Extract each line of the records below that contains the word "ROAD".

════════════════

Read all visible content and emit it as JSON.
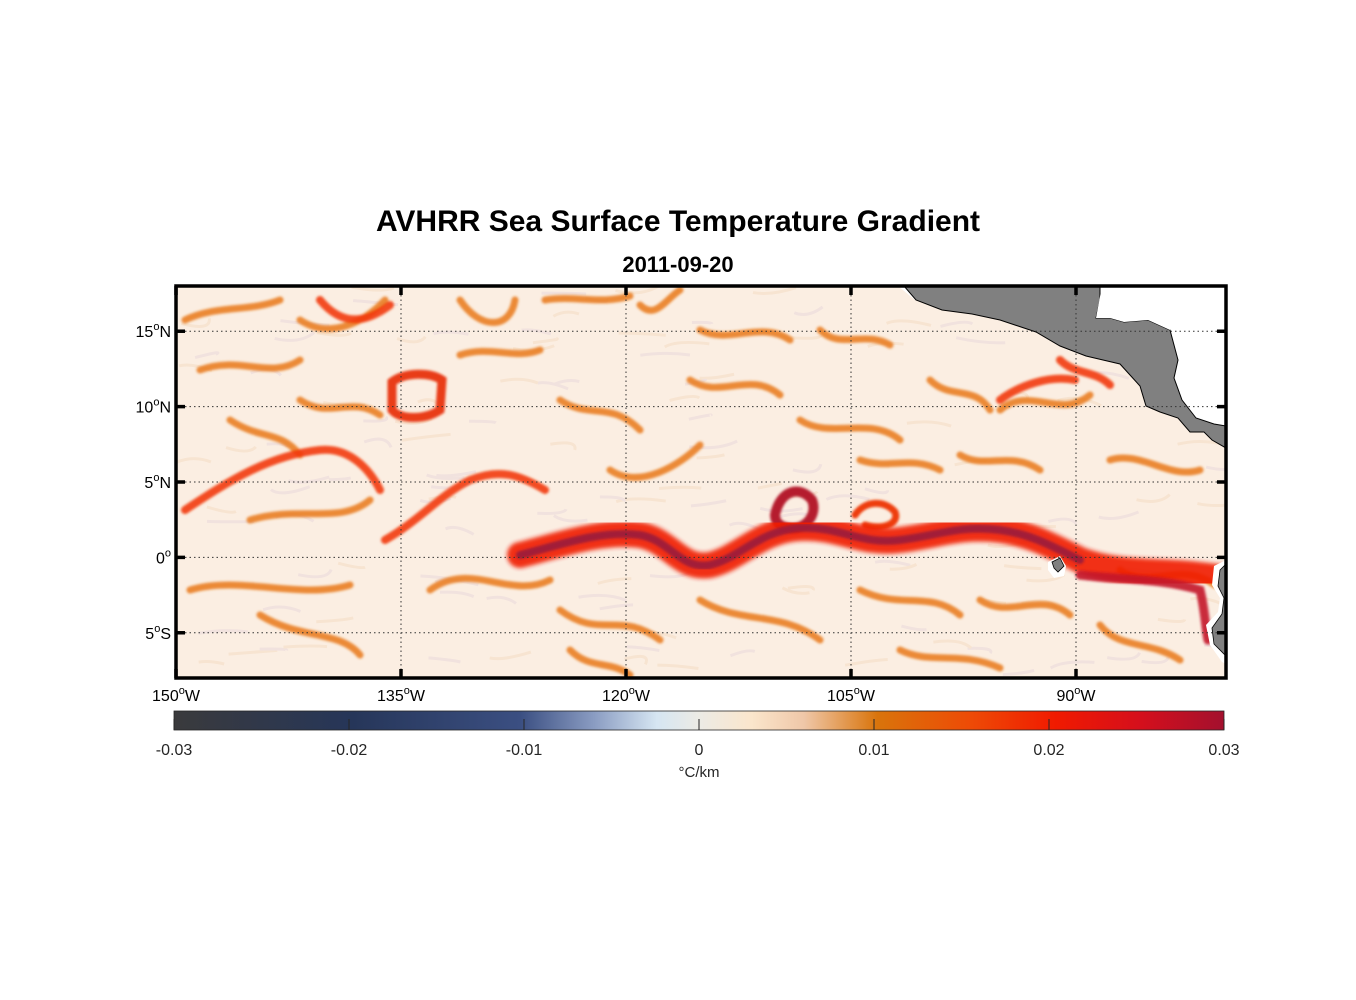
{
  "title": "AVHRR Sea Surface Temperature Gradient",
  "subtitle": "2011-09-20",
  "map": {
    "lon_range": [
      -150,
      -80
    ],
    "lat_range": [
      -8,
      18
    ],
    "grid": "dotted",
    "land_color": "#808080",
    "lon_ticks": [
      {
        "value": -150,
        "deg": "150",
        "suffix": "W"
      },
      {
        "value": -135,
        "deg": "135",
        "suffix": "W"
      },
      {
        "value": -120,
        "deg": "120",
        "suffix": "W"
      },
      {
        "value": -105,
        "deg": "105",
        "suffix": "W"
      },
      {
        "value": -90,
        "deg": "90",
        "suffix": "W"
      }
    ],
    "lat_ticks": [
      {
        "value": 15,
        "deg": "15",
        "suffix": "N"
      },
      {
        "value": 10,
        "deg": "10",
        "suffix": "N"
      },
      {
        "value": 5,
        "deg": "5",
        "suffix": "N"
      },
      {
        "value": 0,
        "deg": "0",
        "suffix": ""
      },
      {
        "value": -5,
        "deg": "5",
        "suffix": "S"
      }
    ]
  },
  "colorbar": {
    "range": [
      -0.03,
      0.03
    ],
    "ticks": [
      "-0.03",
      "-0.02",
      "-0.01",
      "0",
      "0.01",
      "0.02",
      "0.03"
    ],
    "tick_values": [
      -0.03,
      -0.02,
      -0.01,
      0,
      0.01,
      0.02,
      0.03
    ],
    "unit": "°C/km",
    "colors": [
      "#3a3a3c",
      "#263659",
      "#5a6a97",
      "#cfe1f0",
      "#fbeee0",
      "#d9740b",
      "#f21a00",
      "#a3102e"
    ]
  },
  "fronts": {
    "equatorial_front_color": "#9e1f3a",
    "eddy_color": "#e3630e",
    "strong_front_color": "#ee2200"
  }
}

════════════════

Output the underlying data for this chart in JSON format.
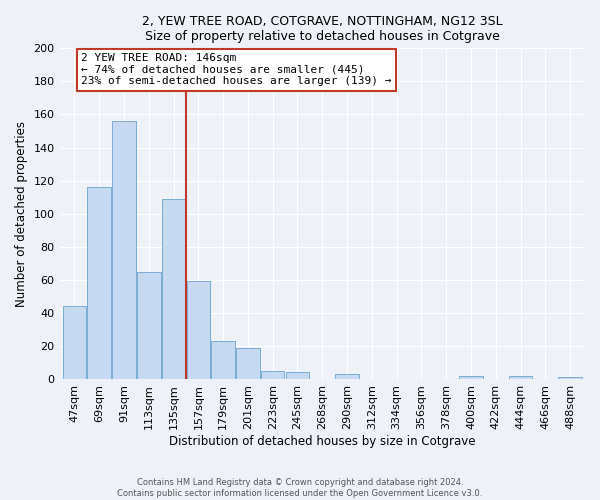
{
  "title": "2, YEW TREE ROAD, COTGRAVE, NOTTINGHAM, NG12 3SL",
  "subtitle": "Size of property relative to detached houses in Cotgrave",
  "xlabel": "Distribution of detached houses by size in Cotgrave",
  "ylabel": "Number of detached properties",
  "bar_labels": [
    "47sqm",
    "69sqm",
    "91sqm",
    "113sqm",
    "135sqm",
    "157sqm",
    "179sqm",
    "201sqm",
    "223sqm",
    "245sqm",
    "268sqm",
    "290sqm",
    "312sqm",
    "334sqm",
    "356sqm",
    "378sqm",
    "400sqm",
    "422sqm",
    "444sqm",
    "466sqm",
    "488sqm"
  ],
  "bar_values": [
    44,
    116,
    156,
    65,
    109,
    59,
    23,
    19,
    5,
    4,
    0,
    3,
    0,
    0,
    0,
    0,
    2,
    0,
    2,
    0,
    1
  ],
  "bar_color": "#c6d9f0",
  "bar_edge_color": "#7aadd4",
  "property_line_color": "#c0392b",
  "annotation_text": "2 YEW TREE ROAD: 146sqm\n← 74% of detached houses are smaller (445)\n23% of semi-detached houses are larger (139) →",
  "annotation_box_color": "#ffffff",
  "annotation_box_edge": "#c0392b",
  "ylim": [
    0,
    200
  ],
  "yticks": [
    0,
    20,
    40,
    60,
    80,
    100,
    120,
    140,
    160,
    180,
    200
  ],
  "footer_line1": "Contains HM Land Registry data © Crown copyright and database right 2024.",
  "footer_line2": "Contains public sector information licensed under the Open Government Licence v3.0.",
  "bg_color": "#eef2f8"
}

════════════════

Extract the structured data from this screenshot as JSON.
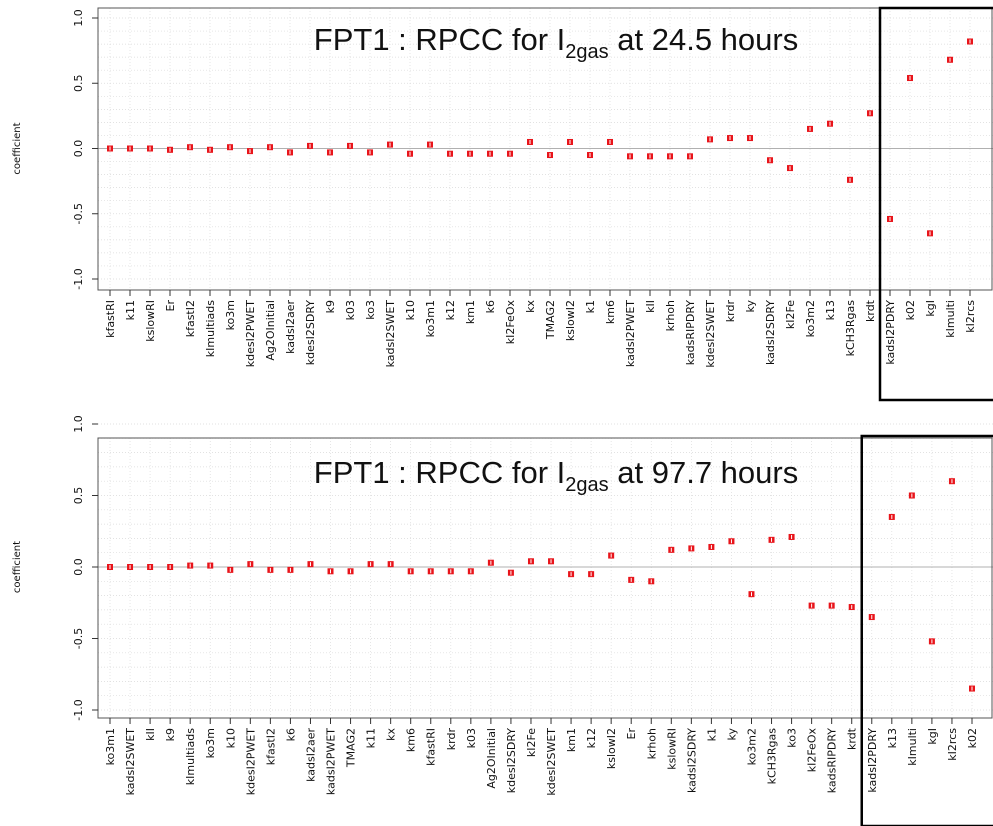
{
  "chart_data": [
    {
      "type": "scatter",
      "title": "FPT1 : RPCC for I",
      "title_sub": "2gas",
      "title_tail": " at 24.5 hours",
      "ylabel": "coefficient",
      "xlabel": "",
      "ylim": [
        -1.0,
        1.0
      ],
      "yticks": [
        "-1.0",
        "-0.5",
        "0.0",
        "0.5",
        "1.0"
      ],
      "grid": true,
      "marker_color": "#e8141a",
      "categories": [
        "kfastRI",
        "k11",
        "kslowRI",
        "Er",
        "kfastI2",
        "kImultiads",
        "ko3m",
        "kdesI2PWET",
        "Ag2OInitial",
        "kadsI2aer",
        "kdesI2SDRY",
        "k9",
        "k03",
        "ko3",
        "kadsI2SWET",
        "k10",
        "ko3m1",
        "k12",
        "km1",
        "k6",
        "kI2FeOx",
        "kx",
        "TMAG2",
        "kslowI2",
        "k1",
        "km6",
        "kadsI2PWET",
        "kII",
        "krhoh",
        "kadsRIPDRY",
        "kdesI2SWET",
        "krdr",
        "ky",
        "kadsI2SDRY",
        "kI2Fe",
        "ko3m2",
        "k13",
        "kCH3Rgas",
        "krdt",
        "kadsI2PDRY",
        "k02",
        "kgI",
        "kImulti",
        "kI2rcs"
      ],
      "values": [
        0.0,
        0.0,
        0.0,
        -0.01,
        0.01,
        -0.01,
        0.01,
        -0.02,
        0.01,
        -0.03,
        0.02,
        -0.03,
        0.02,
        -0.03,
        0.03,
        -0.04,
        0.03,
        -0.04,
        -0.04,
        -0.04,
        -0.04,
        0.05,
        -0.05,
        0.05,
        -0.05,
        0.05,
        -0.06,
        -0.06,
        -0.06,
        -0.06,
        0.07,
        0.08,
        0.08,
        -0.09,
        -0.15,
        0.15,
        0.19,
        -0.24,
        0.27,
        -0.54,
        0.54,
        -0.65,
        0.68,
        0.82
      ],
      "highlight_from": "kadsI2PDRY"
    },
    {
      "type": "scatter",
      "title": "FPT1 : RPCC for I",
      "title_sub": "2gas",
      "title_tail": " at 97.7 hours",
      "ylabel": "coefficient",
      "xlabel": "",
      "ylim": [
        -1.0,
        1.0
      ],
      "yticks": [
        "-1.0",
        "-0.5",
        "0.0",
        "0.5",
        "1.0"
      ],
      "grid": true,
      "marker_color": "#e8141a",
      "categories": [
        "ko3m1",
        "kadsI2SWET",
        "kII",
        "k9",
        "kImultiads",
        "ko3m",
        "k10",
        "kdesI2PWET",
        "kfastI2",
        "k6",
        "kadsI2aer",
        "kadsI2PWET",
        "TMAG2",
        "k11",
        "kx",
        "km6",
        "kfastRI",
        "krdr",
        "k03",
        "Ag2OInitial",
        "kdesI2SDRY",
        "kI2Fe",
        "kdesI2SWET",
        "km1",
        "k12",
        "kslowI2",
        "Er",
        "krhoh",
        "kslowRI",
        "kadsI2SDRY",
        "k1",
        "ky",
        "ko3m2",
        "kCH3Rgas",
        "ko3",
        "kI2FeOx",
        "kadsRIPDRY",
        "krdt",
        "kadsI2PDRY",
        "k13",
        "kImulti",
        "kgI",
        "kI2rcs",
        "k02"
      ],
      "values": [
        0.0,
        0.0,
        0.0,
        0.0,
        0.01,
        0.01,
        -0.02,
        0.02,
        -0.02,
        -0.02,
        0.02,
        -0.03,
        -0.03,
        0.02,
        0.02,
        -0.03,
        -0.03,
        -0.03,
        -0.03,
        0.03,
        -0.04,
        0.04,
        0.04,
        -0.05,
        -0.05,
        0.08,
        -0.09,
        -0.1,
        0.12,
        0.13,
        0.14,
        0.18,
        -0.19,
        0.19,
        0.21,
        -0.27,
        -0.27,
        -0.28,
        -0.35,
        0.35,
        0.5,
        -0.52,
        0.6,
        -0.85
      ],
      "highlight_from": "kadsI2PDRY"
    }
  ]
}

════════════════

_SOLUTION TO THE PROBLEM:_
  "title": "2, YEW TREE ROAD, COTGRAVE, NOTTINGHAM, NG12 3SL",
  "annotation_text": "2 YEW TREE ROAD: 146sqm\n← 74% of detached houses are smaller (445)\n23% of semi-detached houses are larger (139) →",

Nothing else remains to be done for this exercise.